→ The task
Return a copy of each line that holds the string "Beers".

● ● ●

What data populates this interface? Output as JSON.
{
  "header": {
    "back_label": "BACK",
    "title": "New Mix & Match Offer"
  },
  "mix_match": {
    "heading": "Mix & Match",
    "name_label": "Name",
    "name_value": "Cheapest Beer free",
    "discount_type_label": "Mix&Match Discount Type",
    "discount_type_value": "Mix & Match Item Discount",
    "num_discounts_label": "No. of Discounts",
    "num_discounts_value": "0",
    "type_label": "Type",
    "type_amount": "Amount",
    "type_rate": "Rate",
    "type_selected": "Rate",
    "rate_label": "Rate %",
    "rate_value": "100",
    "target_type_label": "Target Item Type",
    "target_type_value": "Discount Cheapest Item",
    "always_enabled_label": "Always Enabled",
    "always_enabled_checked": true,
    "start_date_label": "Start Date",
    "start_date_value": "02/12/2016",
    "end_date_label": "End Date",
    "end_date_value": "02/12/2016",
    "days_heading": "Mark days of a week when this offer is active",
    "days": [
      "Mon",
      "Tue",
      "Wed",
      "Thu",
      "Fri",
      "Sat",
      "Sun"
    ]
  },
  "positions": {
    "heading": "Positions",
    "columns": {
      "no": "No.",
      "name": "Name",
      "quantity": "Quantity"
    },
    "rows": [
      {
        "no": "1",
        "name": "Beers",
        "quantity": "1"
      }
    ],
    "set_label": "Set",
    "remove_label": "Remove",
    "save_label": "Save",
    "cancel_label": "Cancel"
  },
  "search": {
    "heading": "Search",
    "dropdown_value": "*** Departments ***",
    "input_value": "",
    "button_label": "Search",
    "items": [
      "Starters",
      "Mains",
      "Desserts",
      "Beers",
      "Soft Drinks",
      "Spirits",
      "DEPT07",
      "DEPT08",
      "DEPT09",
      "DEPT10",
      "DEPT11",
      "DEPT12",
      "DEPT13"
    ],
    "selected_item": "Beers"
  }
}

● ● ●

→ Exercise output
        "name": "Beers",
      "Beers",
    "selected_item": "Beers"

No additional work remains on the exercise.